— Data entries —
---

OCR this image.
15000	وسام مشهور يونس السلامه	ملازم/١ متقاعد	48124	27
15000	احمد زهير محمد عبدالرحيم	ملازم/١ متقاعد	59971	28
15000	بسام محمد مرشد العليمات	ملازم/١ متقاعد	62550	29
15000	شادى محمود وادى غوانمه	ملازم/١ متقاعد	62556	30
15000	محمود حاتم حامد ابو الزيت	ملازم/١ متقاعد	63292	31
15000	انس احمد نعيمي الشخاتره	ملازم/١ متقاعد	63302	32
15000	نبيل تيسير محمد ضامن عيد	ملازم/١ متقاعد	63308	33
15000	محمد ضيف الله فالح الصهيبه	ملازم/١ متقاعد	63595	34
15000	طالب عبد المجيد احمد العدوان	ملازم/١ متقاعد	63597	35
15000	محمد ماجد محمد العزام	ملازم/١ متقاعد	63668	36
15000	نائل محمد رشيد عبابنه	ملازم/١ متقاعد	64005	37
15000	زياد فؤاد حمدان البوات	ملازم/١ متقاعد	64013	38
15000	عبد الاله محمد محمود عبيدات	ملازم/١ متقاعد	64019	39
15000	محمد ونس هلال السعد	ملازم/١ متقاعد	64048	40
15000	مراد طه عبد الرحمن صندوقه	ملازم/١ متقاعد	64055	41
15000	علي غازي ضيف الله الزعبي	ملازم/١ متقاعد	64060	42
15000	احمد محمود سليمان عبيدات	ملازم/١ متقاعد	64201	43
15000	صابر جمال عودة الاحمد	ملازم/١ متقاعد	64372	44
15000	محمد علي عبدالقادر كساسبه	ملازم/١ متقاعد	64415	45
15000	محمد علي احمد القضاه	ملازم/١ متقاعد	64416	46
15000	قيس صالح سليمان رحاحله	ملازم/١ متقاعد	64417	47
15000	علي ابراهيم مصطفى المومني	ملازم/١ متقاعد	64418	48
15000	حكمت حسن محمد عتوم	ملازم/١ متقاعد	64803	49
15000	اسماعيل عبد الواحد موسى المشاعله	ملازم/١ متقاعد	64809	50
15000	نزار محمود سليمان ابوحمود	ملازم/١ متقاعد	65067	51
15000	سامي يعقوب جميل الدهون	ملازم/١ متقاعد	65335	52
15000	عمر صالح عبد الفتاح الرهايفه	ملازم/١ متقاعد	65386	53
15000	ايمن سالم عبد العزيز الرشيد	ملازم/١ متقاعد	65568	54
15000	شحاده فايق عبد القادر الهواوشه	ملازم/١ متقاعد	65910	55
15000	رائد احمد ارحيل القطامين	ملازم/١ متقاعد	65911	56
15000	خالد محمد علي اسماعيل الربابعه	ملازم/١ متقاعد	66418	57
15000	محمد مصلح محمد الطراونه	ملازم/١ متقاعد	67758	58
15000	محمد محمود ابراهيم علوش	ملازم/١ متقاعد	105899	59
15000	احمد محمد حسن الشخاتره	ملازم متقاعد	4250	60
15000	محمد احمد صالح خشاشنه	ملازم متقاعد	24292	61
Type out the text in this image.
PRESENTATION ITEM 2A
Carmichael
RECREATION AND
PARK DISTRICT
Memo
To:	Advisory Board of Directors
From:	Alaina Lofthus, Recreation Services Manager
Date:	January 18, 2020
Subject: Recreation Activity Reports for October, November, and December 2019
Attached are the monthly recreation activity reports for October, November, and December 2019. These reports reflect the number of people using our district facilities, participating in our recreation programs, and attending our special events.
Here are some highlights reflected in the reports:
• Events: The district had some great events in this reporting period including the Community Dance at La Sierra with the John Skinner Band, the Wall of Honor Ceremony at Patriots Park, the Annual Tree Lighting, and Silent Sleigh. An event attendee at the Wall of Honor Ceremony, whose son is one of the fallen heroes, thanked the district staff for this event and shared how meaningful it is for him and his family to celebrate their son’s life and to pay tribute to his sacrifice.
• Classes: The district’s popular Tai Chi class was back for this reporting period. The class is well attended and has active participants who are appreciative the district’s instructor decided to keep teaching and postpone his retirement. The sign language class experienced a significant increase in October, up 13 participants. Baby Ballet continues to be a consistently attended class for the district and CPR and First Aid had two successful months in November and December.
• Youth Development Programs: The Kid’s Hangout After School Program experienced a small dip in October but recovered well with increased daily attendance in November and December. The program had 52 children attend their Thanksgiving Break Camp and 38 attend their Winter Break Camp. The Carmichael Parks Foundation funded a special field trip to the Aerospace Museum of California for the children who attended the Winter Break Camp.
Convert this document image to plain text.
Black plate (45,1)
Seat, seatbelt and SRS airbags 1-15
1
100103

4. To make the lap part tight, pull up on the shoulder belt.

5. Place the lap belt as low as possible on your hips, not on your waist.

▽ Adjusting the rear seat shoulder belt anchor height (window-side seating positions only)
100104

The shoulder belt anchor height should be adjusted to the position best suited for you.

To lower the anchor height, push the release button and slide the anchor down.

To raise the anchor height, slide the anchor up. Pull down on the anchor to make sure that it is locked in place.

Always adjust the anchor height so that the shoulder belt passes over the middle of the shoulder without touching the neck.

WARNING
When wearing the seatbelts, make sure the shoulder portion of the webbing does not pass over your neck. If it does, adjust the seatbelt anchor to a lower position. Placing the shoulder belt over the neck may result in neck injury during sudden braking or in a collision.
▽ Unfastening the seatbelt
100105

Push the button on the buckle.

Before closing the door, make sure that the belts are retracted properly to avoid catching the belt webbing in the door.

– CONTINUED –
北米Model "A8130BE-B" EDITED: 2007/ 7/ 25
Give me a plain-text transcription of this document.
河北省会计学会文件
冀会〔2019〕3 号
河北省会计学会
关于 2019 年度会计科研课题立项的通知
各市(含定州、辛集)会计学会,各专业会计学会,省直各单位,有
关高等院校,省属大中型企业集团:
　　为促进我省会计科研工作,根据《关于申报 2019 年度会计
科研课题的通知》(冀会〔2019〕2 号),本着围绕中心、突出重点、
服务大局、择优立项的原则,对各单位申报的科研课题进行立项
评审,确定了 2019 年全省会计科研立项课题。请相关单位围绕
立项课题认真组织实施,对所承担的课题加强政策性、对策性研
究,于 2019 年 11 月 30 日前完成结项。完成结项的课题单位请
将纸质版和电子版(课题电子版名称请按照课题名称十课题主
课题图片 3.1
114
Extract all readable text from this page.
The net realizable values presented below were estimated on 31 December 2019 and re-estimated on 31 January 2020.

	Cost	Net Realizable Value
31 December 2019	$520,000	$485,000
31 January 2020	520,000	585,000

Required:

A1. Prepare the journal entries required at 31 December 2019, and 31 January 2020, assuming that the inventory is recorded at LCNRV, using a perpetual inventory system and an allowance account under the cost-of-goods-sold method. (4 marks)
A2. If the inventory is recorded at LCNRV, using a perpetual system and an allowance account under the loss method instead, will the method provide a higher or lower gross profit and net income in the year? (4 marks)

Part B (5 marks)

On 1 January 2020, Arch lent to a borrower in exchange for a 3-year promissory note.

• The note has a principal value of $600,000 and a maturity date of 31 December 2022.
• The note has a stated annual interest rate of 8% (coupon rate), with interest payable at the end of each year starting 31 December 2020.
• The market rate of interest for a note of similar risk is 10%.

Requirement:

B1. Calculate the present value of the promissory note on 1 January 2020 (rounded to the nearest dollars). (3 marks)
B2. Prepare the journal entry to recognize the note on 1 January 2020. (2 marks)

---

— Goal —
Produce an exact copy of the whole listing.

— Expected answer —
OCR this image.
15000	وسام مشهور يونس السلامه	ملازم/١ متقاعد	48124	27
15000	احمد زهير محمد عبدالرحيم	ملازم/١ متقاعد	59971	28
15000	بسام محمد مرشد العليمات	ملازم/١ متقاعد	62550	29
15000	شادى محمود وادى غوانمه	ملازم/١ متقاعد	62556	30
15000	محمود حاتم حامد ابو الزيت	ملازم/١ متقاعد	63292	31
15000	انس احمد نعيمي الشخاتره	ملازم/١ متقاعد	63302	32
15000	نبيل تيسير محمد ضامن عيد	ملازم/١ متقاعد	63308	33
15000	محمد ضيف الله فالح الصهيبه	ملازم/١ متقاعد	63595	34
15000	طالب عبد المجيد احمد العدوان	ملازم/١ متقاعد	63597	35
15000	محمد ماجد محمد العزام	ملازم/١ متقاعد	63668	36
15000	نائل محمد رشيد عبابنه	ملازم/١ متقاعد	64005	37
15000	زياد فؤاد حمدان البوات	ملازم/١ متقاعد	64013	38
15000	عبد الاله محمد محمود عبيدات	ملازم/١ متقاعد	64019	39
15000	محمد ونس هلال السعد	ملازم/١ متقاعد	64048	40
15000	مراد طه عبد الرحمن صندوقه	ملازم/١ متقاعد	64055	41
15000	علي غازي ضيف الله الزعبي	ملازم/١ متقاعد	64060	42
15000	احمد محمود سليمان عبيدات	ملازم/١ متقاعد	64201	43
15000	صابر جمال عودة الاحمد	ملازم/١ متقاعد	64372	44
15000	محمد علي عبدالقادر كساسبه	ملازم/١ متقاعد	64415	45
15000	محمد علي احمد القضاه	ملازم/١ متقاعد	64416	46
15000	قيس صالح سليمان رحاحله	ملازم/١ متقاعد	64417	47
15000	علي ابراهيم مصطفى المومني	ملازم/١ متقاعد	64418	48
15000	حكمت حسن محمد عتوم	ملازم/١ متقاعد	64803	49
15000	اسماعيل عبد الواحد موسى المشاعله	ملازم/١ متقاعد	64809	50
15000	نزار محمود سليمان ابوحمود	ملازم/١ متقاعد	65067	51
15000	سامي يعقوب جميل الدهون	ملازم/١ متقاعد	65335	52
15000	عمر صالح عبد الفتاح الرهايفه	ملازم/١ متقاعد	65386	53
15000	ايمن سالم عبد العزيز الرشيد	ملازم/١ متقاعد	65568	54
15000	شحاده فايق عبد القادر الهواوشه	ملازم/١ متقاعد	65910	55
15000	رائد احمد ارحيل القطامين	ملازم/١ متقاعد	65911	56
15000	خالد محمد علي اسماعيل الربابعه	ملازم/١ متقاعد	66418	57
15000	محمد مصلح محمد الطراونه	ملازم/١ متقاعد	67758	58
15000	محمد محمود ابراهيم علوش	ملازم/١ متقاعد	105899	59
15000	احمد محمد حسن الشخاتره	ملازم متقاعد	4250	60
15000	محمد احمد صالح خشاشنه	ملازم متقاعد	24292	61
Type out the text in this image.
PRESENTATION ITEM 2A
Carmichael
RECREATION AND
PARK DISTRICT
Memo
To:	Advisory Board of Directors
From:	Alaina Lofthus, Recreation Services Manager
Date:	January 18, 2020
Subject: Recreation Activity Reports for October, November, and December 2019
Attached are the monthly recreation activity reports for October, November, and December 2019. These reports reflect the number of people using our district facilities, participating in our recreation programs, and attending our special events.
Here are some highlights reflected in the reports:
• Events: The district had some great events in this reporting period including the Community Dance at La Sierra with the John Skinner Band, the Wall of Honor Ceremony at Patriots Park, the Annual Tree Lighting, and Silent Sleigh. An event attendee at the Wall of Honor Ceremony, whose son is one of the fallen heroes, thanked the district staff for this event and shared how meaningful it is for him and his family to celebrate their son’s life and to pay tribute to his sacrifice.
• Classes: The district’s popular Tai Chi class was back for this reporting period. The class is well attended and has active participants who are appreciative the district’s instructor decided to keep teaching and postpone his retirement. The sign language class experienced a significant increase in October, up 13 participants. Baby Ballet continues to be a consistently attended class for the district and CPR and First Aid had two successful months in November and December.
• Youth Development Programs: The Kid’s Hangout After School Program experienced a small dip in October but recovered well with increased daily attendance in November and December. The program had 52 children attend their Thanksgiving Break Camp and 38 attend their Winter Break Camp. The Carmichael Parks Foundation funded a special field trip to the Aerospace Museum of California for the children who attended the Winter Break Camp.
Convert this document image to plain text.
Black plate (45,1)
Seat, seatbelt and SRS airbags 1-15
1
100103

4. To make the lap part tight, pull up on the shoulder belt.

5. Place the lap belt as low as possible on your hips, not on your waist.

▽ Adjusting the rear seat shoulder belt anchor height (window-side seating positions only)
100104

The shoulder belt anchor height should be adjusted to the position best suited for you.

To lower the anchor height, push the release button and slide the anchor down.

To raise the anchor height, slide the anchor up. Pull down on the anchor to make sure that it is locked in place.

Always adjust the anchor height so that the shoulder belt passes over the middle of the shoulder without touching the neck.

WARNING
When wearing the seatbelts, make sure the shoulder portion of the webbing does not pass over your neck. If it does, adjust the seatbelt anchor to a lower position. Placing the shoulder belt over the neck may result in neck injury during sudden braking or in a collision.
▽ Unfastening the seatbelt
100105

Push the button on the buckle.

Before closing the door, make sure that the belts are retracted properly to avoid catching the belt webbing in the door.

– CONTINUED –
北米Model "A8130BE-B" EDITED: 2007/ 7/ 25
Give me a plain-text transcription of this document.
河北省会计学会文件
冀会〔2019〕3 号
河北省会计学会
关于 2019 年度会计科研课题立项的通知
各市(含定州、辛集)会计学会,各专业会计学会,省直各单位,有
关高等院校,省属大中型企业集团:
　　为促进我省会计科研工作,根据《关于申报 2019 年度会计
科研课题的通知》(冀会〔2019〕2 号),本着围绕中心、突出重点、
服务大局、择优立项的原则,对各单位申报的科研课题进行立项
评审,确定了 2019 年全省会计科研立项课题。请相关单位围绕
立项课题认真组织实施,对所承担的课题加强政策性、对策性研
究,于 2019 年 11 月 30 日前完成结项。完成结项的课题单位请
将纸质版和电子版(课题电子版名称请按照课题名称十课题主
课题图片 3.1
114
Extract all readable text from this page.
The net realizable values presented below were estimated on 31 December 2019 and re-estimated on 31 January 2020.

	Cost	Net Realizable Value
31 December 2019	$520,000	$485,000
31 January 2020	520,000	585,000

Required:

A1. Prepare the journal entries required at 31 December 2019, and 31 January 2020, assuming that the inventory is recorded at LCNRV, using a perpetual inventory system and an allowance account under the cost-of-goods-sold method. (4 marks)
A2. If the inventory is recorded at LCNRV, using a perpetual system and an allowance account under the loss method instead, will the method provide a higher or lower gross profit and net income in the year? (4 marks)

Part B (5 marks)

On 1 January 2020, Arch lent to a borrower in exchange for a 3-year promissory note.

• The note has a principal value of $600,000 and a maturity date of 31 December 2022.
• The note has a stated annual interest rate of 8% (coupon rate), with interest payable at the end of each year starting 31 December 2020.
• The market rate of interest for a note of similar risk is 10%.

Requirement:

B1. Calculate the present value of the promissory note on 1 January 2020 (rounded to the nearest dollars). (3 marks)
B2. Prepare the journal entry to recognize the note on 1 January 2020. (2 marks)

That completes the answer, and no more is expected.